* [Work to complete]
**A)** Write out the part of the house renovation post between "Framing in the" and "things are done!", inclusive, replacing "SketchUp model" with "3D model".
**B)** Write the next part of the house renovation post, picking up after its last sentence.
***** Document excerpt *****
Then we turned our attention to building and installing the new basement steps! YAYYY! The old basement stairs were horrifying and only accessible through a trap door in the kitchen floor, so both for the sake of space in the kitchen and to promote the basement as accessible, usable space (laundry machines and other utilities will live down there), I made the decision to relocate them under the main stairwell. It wasn’t a huge deal, but it wasn’t a small thing, either! The opening had to be cut out (yes, it was terrifying to watch Edgar go at it with a Sawzall while he was standing on the parts he was cutting away, but these dudes play fast and loose and I like it) and framed in, and a doorway had to be framed in on the kitchen wall for access to the new stairs.

Basementstairbuilding

Then we had to build the stairs! I thought this would consist of either buying pre-made stringers or cutting our own, but instead the stairs are just two 2x10s (Edwin said he wanted 2x12s, but I swear that’s not what he told me when I went to buy the wood!) for the stringers and smaller lengths of 2×10 for the treads. The treads are secured by nailing through the stringer into the short edge of the tread, if that makes sense—super simple. They’re very sturdy, though, and Edwin assures me that they’ll pass inspection, so I guess we’ll find out!

temporarysupportwall

Then it was on to re-framing the wall between the dining room and the new coat closet/half bath! This is the kind of thing I was talking about before—I figured this wall was more or less fine the way it was (it’s been standing for 150 years, right?) and we just needed to shift the doorway over a bit, but NOPE. The entire thing got rebuilt better and stronger than it was before. That’s actually true of every single interior wall in the house—they all had some problem or another that just made it easier and smarter to start over, even though a lot of the walls didn’t change locations at all. Now the only original walls in the house are the exterior ones, which is pretty insane!

Anyway, the basic process of removing and replacing these load-bearing walls was essentially to throw together some temporary support on either side of the original wall to bear the load while the wall was removed. After the old wall framing was removed, the new one could be assembled in its place (with fancy things like standardized stud-spacing, solid lengths of wood, headers, etc.), and then the temporary supports could be removed. It was actually fairly simple, even though it sounds pretty overwhelming. So anyway—the photo above is of the guys putting the temporary support in to hold up the dining room ceiling.

diningroomwall

Here, Edgar is nailing in the new header—you can see the temporary support walls on either side of them.

doorways

Framing in the half bath went pretty quickly, and that was about it for the first floor! The house is a DISASTER, though! Between the framing happening at such a fast pace and not really having adequate time to completely clean out the house after the demo, I seriously have my work cut out just to get ready to dive into the next phase.

downstairssketchup

Not that this is terribly convincing or at all good-looking, but JUST FOR REFERENCE, this is the same view in the SketchUp model, just so you can get an idea of where you’re oriented. Make sense? It’s really exciting to see the the framing in real life, at least in person—it’s nice to finally get a sense of how the space will feel when things are done!
***** Data provided *****
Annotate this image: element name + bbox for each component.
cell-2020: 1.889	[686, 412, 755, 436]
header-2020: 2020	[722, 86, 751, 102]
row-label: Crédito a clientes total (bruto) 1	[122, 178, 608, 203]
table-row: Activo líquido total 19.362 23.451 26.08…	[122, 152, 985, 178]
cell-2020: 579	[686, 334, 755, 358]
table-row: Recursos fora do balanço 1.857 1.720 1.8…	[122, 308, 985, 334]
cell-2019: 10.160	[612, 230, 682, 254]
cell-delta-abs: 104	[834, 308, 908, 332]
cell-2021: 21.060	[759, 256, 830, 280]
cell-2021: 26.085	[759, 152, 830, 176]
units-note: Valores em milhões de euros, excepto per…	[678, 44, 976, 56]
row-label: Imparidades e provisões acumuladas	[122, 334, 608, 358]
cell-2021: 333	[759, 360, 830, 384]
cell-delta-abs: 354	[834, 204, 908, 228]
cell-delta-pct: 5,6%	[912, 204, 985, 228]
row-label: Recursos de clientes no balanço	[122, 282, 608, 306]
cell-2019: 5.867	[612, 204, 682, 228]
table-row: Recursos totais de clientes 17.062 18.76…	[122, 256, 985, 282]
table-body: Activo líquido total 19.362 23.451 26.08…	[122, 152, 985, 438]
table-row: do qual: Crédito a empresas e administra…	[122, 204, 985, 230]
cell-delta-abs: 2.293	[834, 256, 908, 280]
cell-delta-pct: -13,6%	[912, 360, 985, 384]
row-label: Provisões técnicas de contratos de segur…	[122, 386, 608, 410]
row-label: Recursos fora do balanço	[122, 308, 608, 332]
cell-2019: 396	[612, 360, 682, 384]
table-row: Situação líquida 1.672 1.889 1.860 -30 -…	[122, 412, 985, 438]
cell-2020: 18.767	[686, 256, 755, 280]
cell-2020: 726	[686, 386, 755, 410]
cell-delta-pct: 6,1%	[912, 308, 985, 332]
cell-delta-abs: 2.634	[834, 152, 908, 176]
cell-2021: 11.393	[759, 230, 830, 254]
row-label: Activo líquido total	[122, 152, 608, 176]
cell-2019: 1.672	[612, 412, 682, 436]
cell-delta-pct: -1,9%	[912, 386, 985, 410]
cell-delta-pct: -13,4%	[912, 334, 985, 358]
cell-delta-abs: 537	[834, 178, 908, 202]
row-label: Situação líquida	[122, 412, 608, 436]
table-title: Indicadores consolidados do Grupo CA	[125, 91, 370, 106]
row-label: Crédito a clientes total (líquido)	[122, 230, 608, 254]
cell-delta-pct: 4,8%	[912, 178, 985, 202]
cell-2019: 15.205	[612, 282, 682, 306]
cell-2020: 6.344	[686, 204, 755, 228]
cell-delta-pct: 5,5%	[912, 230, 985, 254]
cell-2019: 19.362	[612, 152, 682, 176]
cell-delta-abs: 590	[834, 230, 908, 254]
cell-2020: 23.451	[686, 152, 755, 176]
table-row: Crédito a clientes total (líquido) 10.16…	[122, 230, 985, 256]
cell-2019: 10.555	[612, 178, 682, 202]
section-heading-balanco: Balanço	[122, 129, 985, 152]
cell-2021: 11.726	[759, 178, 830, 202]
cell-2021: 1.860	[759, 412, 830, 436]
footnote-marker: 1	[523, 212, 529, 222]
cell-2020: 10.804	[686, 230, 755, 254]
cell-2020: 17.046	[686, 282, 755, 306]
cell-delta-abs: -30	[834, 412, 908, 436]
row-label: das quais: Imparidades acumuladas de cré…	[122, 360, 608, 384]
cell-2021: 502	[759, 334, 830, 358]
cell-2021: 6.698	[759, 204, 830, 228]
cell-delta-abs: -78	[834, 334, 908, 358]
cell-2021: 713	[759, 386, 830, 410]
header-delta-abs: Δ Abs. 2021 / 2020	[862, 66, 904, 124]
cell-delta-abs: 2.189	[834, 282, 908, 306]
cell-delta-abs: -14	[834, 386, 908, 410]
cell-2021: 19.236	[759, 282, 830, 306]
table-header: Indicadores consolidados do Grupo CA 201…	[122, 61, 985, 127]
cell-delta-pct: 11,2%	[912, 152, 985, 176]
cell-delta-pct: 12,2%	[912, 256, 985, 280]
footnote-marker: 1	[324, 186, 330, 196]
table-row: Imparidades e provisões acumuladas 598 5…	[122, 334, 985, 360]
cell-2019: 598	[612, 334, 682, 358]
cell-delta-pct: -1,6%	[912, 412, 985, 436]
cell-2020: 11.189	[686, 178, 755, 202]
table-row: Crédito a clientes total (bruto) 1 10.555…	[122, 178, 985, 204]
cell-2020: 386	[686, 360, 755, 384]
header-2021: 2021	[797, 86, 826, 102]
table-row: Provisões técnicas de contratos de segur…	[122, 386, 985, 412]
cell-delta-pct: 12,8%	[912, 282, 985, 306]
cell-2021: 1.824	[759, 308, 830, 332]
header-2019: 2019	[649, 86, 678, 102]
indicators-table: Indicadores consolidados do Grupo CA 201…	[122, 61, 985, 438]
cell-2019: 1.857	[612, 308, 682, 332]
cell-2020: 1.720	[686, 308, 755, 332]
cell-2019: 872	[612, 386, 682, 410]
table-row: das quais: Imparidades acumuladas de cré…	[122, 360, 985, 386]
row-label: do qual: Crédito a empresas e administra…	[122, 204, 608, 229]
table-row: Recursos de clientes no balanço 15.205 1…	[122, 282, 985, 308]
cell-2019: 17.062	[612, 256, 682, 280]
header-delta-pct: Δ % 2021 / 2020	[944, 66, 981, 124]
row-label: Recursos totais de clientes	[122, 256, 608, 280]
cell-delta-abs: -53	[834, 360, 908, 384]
*****
* [Expected results]
**A)**
Framing in the half bath went pretty quickly, and that was about it for the first floor! The house is a DISASTER, though! Between the framing happening at such a fast pace and not really having adequate time to completely clean out the house after the demo, I seriously have my work cut out just to get ready to dive into the next phase.

downstairssketchup

Not that this is terribly convincing or at all good-looking, but JUST FOR REFERENCE, this is the same view in the 3D model, just so you can get an idea of where you’re oriented. Make sense? It’s really exciting to see the the framing in real life, at least in person—it’s nice to finally get a sense of how the space will feel when things are done!

**B)**
nailpulling

One of the things I spent stupid amounts of time on during this period was de-nailing and stacking/sorting alllllll the many pieces of trim (from around doors and windows) that came out during demo. There isn’t anything wrong with it, aside from the filth aspect, and reusing it will keep it out of a landfill and save me some money when I get to installing molding. Pulling nails out of old lumber is generally pretty easy—the trick is to use end-cutting pliers (I have these) and pull the nails out from the back. Trying to hammer them back through the front usually just causes more damage to the wood and is more labor intensive.

trimandlumber

Since the cottage isn’t very big, this stuff needs to get OUT so that there’s space to work and maneuver! This is maybe about half of it—I still have to go back and sort and haul the rest! On the left is the old framing lumber (FOR WHAT I DO NOT KNOW) and on the right is trim. Now it’s all festering in my garage until it’s time to bring it back over to the cottage, but that’s a little while off. There’s still a ton to do before I’m at that point, clearly!

Obviously, getting the framing done is a HUGE step in the right direction. I’ll talk about the upstairs next time, but the next steps are getting the heat system in, plumbing, electric, insulation, and then finishing work like walls and tile and fixtures and all that fun stuff can start. YAY.

Diary time!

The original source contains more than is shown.